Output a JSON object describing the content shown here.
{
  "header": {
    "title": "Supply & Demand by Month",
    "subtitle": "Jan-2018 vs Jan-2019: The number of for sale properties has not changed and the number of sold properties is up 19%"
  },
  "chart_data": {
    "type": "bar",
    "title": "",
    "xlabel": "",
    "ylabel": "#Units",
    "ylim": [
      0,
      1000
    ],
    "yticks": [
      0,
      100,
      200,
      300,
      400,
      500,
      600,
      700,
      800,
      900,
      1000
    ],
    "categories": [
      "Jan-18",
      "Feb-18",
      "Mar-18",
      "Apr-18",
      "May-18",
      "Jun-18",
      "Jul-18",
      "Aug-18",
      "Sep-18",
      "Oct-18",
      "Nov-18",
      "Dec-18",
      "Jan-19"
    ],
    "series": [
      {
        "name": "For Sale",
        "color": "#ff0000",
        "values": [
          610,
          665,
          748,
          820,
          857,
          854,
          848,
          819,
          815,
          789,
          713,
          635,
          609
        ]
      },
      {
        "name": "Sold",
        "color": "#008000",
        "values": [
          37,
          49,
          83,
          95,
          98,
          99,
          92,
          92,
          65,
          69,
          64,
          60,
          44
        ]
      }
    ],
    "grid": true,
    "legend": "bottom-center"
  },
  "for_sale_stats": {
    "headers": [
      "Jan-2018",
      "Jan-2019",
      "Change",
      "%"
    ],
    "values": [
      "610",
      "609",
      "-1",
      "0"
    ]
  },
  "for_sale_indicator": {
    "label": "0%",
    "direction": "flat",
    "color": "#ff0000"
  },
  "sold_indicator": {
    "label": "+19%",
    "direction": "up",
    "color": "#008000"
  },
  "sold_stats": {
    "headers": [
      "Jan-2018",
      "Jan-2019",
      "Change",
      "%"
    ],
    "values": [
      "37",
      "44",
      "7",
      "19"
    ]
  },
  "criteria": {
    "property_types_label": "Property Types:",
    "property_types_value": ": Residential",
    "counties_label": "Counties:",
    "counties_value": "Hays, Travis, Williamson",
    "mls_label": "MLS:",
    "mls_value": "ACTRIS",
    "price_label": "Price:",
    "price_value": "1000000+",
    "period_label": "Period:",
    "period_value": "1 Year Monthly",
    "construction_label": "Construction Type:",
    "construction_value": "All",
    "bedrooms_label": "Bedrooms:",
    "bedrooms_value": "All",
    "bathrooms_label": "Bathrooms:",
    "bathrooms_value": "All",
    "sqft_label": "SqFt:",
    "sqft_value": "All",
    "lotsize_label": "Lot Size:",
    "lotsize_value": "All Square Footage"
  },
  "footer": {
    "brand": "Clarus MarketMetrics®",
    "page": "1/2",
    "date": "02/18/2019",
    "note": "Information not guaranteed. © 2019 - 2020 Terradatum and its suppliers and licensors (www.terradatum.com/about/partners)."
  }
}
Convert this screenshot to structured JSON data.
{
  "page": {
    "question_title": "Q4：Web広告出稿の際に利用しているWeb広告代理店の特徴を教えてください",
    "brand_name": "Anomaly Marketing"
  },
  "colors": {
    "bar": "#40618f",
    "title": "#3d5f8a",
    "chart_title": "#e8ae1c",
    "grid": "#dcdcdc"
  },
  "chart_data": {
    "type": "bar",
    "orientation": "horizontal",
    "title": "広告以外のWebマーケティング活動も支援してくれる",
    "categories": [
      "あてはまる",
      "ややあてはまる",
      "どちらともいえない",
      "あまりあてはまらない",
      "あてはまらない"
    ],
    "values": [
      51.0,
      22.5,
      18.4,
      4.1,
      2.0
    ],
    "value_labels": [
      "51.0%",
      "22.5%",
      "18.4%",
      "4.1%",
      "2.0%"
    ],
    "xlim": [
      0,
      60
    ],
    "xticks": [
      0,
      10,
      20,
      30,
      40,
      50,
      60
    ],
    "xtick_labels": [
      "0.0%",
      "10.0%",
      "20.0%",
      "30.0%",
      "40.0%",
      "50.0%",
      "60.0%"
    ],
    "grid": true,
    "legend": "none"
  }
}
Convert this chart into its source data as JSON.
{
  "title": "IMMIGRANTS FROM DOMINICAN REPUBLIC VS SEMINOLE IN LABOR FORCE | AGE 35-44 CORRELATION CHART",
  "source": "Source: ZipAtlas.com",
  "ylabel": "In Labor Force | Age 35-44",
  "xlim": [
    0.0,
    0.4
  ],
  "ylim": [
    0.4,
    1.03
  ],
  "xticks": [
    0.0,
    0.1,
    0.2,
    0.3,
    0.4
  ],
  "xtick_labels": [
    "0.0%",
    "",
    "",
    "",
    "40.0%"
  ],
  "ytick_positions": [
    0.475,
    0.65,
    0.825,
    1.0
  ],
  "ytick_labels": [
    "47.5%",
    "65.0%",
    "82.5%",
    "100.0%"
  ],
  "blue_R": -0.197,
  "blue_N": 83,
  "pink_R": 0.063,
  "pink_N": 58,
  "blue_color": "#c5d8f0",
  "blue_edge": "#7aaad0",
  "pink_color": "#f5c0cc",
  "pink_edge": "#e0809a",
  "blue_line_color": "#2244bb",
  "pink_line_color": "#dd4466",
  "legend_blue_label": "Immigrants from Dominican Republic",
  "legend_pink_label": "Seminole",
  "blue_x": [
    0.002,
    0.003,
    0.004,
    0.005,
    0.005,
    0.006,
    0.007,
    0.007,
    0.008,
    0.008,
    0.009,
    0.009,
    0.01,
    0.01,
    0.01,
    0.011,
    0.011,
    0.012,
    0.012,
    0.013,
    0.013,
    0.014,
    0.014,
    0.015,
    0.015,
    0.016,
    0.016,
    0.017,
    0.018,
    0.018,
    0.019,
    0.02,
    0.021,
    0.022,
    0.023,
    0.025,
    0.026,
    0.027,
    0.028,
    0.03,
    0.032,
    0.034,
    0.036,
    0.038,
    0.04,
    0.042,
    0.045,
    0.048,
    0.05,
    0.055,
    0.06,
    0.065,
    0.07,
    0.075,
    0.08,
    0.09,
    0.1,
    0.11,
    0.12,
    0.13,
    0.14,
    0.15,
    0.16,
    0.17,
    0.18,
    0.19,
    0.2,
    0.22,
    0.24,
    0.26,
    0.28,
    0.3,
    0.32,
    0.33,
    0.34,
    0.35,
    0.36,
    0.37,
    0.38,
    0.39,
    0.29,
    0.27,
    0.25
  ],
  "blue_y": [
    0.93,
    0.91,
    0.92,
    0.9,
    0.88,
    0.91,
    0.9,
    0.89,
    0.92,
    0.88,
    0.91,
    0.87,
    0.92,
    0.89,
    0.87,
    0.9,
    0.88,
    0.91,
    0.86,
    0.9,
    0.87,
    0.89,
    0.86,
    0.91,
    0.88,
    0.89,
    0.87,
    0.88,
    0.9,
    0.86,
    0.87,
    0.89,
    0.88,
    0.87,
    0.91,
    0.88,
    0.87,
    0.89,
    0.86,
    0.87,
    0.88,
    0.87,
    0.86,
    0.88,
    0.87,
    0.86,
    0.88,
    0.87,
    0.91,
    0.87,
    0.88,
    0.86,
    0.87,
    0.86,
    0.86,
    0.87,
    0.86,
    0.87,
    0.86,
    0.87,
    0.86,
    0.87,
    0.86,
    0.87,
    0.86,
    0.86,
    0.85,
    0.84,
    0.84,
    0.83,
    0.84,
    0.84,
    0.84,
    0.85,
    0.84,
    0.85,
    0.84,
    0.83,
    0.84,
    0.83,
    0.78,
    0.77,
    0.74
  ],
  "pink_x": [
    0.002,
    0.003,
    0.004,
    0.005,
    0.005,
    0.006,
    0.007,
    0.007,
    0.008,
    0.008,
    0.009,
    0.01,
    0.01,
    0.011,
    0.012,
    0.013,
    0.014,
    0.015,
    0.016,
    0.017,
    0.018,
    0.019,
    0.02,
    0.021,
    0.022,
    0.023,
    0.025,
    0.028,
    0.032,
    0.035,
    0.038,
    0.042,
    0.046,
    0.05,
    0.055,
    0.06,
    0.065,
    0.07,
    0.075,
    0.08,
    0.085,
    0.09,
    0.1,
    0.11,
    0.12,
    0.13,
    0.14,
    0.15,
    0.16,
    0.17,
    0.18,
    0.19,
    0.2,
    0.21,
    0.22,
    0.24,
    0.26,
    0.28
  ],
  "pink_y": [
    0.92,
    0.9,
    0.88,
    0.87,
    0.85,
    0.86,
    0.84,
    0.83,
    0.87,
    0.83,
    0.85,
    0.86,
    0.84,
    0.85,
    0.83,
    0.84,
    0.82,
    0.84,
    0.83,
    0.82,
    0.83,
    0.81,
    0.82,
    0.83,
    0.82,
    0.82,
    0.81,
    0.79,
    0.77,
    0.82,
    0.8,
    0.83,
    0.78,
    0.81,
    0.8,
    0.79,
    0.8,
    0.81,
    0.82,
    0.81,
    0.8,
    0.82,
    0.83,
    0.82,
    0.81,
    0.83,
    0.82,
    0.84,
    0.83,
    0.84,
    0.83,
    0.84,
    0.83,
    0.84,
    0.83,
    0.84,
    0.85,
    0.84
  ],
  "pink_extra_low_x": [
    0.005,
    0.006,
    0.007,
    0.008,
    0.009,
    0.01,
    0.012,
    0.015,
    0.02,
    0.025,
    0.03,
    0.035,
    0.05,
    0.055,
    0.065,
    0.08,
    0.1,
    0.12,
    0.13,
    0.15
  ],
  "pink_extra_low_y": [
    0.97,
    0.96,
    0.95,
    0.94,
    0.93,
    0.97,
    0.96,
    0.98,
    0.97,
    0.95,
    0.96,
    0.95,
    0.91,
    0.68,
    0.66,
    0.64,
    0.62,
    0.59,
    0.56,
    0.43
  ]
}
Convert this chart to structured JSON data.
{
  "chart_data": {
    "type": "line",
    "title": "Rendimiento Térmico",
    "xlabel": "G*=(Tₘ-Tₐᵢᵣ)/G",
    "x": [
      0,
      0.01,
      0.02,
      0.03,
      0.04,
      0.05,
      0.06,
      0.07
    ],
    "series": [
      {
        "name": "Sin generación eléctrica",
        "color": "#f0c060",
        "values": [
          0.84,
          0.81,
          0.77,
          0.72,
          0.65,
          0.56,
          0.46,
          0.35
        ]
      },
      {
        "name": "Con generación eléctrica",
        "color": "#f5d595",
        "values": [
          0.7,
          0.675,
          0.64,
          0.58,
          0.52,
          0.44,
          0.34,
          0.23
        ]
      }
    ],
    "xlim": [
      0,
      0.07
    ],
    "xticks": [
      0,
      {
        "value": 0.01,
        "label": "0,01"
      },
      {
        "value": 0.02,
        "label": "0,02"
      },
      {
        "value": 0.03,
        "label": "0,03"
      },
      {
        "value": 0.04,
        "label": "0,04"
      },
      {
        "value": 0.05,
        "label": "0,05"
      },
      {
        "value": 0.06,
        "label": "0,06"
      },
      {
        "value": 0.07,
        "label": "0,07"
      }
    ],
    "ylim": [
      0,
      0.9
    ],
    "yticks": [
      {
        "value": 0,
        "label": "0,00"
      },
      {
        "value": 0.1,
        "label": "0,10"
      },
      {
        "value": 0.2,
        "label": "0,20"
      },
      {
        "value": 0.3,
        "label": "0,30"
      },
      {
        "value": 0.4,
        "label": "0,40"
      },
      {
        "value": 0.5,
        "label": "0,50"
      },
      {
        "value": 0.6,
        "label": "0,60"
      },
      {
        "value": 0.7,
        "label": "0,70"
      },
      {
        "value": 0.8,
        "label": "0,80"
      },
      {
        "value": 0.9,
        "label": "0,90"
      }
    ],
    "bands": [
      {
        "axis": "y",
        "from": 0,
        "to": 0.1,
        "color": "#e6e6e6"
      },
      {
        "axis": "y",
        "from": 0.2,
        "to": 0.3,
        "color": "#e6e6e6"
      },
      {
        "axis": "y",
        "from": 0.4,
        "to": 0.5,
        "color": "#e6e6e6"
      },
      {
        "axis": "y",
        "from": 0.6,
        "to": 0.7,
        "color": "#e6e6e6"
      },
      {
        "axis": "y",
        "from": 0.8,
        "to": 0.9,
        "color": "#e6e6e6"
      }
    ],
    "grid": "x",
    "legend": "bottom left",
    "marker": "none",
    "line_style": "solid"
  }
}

###

REQUIREMENTS:
Above are records; say how many of their lines contain the word "ylabel", giving only the number.

TASK RESULT:
2